→ **Yapılacaklar**
1. Metin alıntısındaki "Tevrat’ta yazılanlar doğru" ifadesinden başlayıp "gerçekleşmekte olduğunu düşünüyor." ifadesi de dahil olmak üzere aradaki bölümü harfi harfine yeniden yazın.
2. Metin alıntısında aktarılan kehanete göre o gün Mısır'da Kenan dilini konuşan kaç kent olacak?

→ **Metin Alıntısı**

Yahudilerin Büyük Peygamberi Yeşaya’nın Kehanetleri....

Maranki Diyor ki; "Bu Yazıyı Okumadan Ortadoğu ve Islam Coğrafyasında Olanları ve Olacakları Anlayamazsınız."
....
Tevrat’ta yazılanlar doğru mu?
...
Müslüman kamuoyu Musevilerin kutsal kitabı Tanah’ın yani bilinen ismi ile Tevrat’ın tahrif edilmiş olduğunu ileri sürüyor. Buna karşın Musevi dünyası da Tanah/Tevrat’ın doğru olduğunu söylüyor ve O’na inanıyor. Tevrat’ta yazılmış kehanet gib öngörülere bakıldığında üç ülke dikkati çekiyor; Mısır, Babil yani Irak ve Şam! Günümüz Ortadoğu coğrafyasına bakıldığında da bu üç ülkenin –Mısır-Irak ve Suriye-iç savaşlara konu olduğu görülüyor. İşte bu noktada akıllar karışıyor; Müslüman kamuoyu tahrif edilmiş Tevrat’ın özellikle bu üç ülkeye yönelik kehanette bulunmakla İsrail’e “teo-stratejik güç” kazandırılmış olduğunu ileri sürüyor. Yahudileri ise kehanetlerin gerçekleşmekte olduğunu düşünüyor.

Nedir bu Kehanetler?

İŞTE MISIR KEHANETİ

Yahudilerin Büyük Peygamberi Yeşaya’nın Mısır Kehaneti aynen şöyle: “ İşte Tanrı hızla yol alan buluta binmiş Mısır’a geliyor! Mısır putları O’nun önünde titriyor, Mısırlılar’ın yüreği hopluyor. Tanrı diyor ki, Mısırlılar’ı Mısırlılar’a karşı ayaklandıracağım; Kardeş kardeşe, komşu komşuya, kent kente, Ülke ülkeye karşı savaşacak. Mısırlılar’ın cesareti tükenecek, Tasarılarını boşa çıkaracağım. Yardım için putlara, ölülerin ruhlarına, Medyumlarla ruh çağıranlara danışacaklar. Mısırlılar’ı acımasız bir efendiye teslim edeceğim, Katı yürekli bir kral onlara egemen olacak.” Yeşaya’nın bu öngörüsünde Mısırlılar’ın kendini içten vurması olayı var ki, bugün Mısır kendini içten vuruyor ve insan da ister istemez ‘acaba’ diyor. Hatırlayınız, Kaddafi’yi düşürmek için iç savaş çıkardılar ve akraba aşiretleri birbirlerine düşürdüler ve hala huzur bulmuş değiller. Yeşaya’nın Mısır için kehaneti bu kadarla da kalmıyor; büyük peygamber Yeşaya’nın, Mısır’ın bir başka İsrail kutsalı olacağını da haber veriyor:

“… O gün Mısırlılar kadın gibi olacaklar; Tanrı’nın kendilerine karşı kalkan elinin önünde titreyip dehşete kapılacaklar. Yahuda Mısır’ı dehşete düşürecek. Yahuda dendi mi, Tanrı’nın Mısır’a karşı tasarladıklarını anımsayan herkes dehşete kapılacak. O gün Mısır’da Kenan dilini konuşan beş kent olacak. Bu kentler Tanrı’ya bağlılık andı içecekler; içlerinden biri ‘Yıkım Kenti’ diye adlandırılacak. O gün Mısır’ın ortasında Tanrı için bir sunak, sınırında da bir sütun dikilecek. Mısır’da bir belirti ve tanık olacak bu. Halk kendine baskı yapanlardan ötürü yakarınca, Tanrı onları savunacak bir kurtarıcı gönderip özgür kılacak. Tanrı kendini Mısırlılar’a tanıtacak, onlar da o gün Tanrı’yı tanıyacak, kurbanlarla, sunularla O’na tapınacaklar, adak adayacak ve adaklarını yerine getirecekler.

→ **Kaynak Alıntısı**

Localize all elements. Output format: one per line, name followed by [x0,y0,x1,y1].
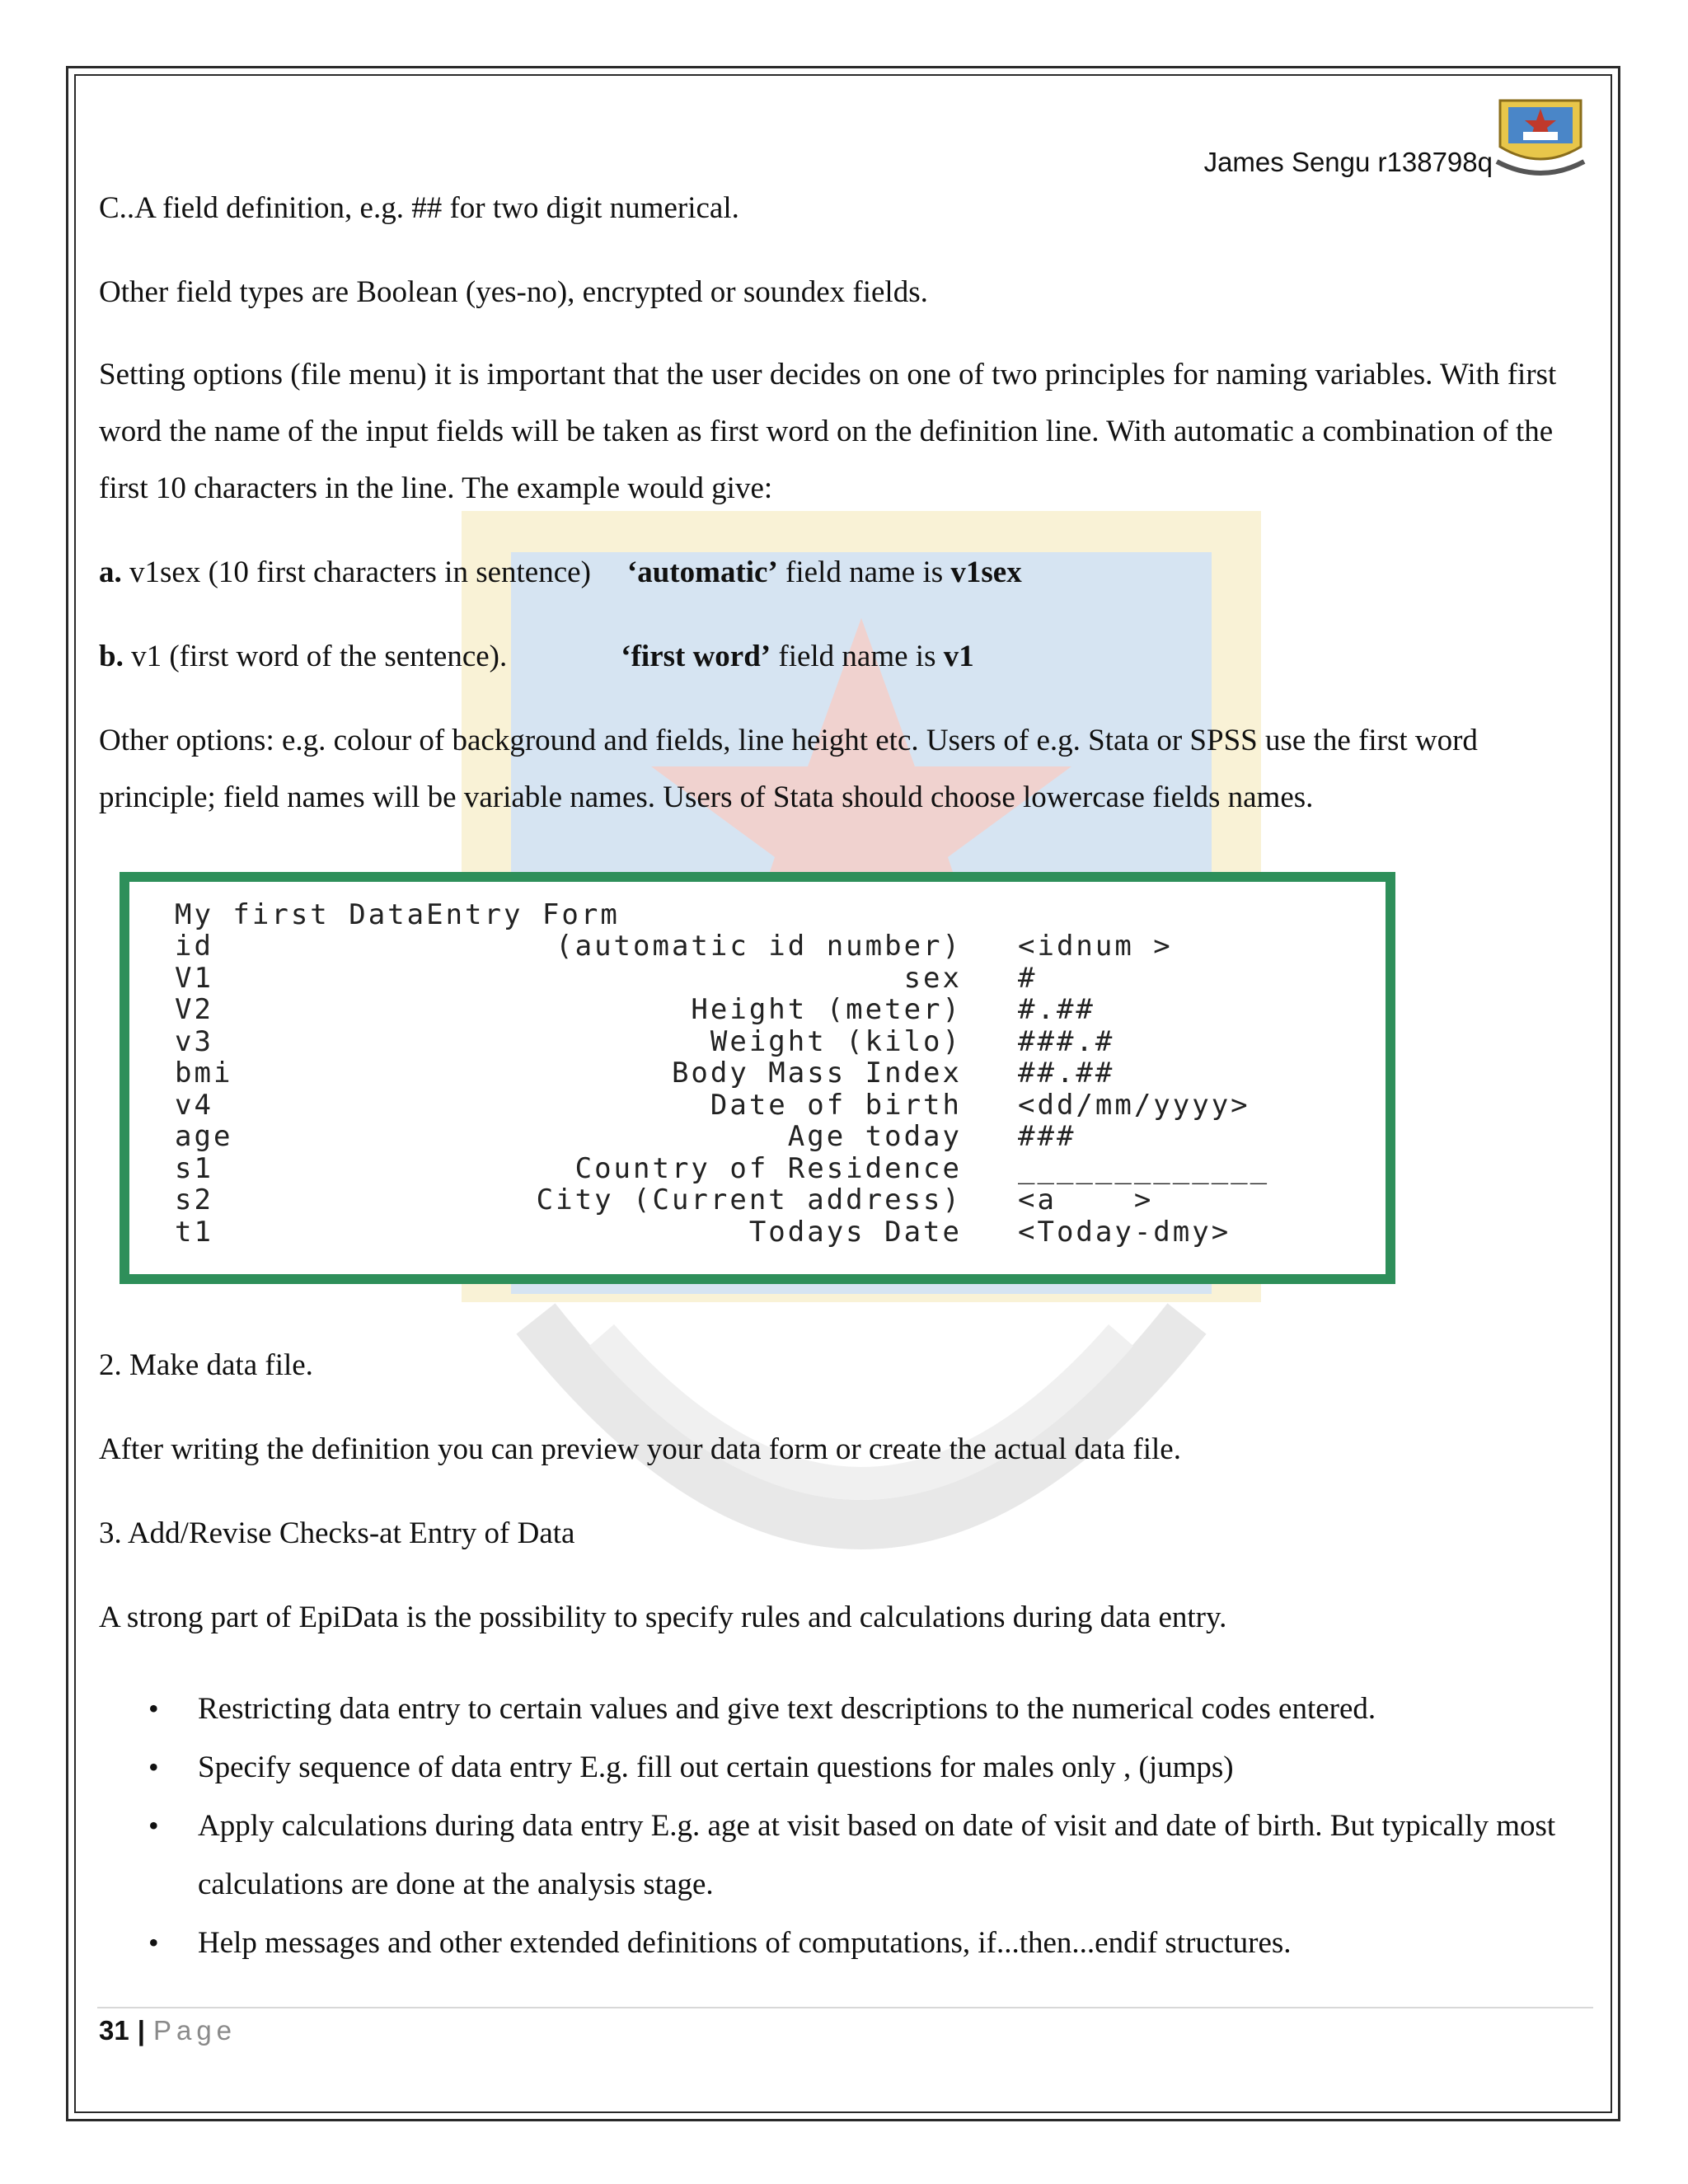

→ **Çözüm Listesi**
1.
Tevrat’ta yazılanlar doğru mu?
...
Müslüman kamuoyu Musevilerin kutsal kitabı Tanah’ın yani bilinen ismi ile Tevrat’ın tahrif edilmiş olduğunu ileri sürüyor. Buna karşın Musevi dünyası da Tanah/Tevrat’ın doğru olduğunu söylüyor ve O’na inanıyor. Tevrat’ta yazılmış kehanet gib öngörülere bakıldığında üç ülke dikkati çekiyor; Mısır, Babil yani Irak ve Şam! Günümüz Ortadoğu coğrafyasına bakıldığında da bu üç ülkenin –Mısır-Irak ve Suriye-iç savaşlara konu olduğu görülüyor. İşte bu noktada akıllar karışıyor; Müslüman kamuoyu tahrif edilmiş Tevrat’ın özellikle bu üç ülkeye yönelik kehanette bulunmakla İsrail’e “teo-stratejik güç” kazandırılmış olduğunu ileri sürüyor. Yahudileri ise kehanetlerin gerçekleşmekte olduğunu düşünüyor.

2. Beş kent olacak.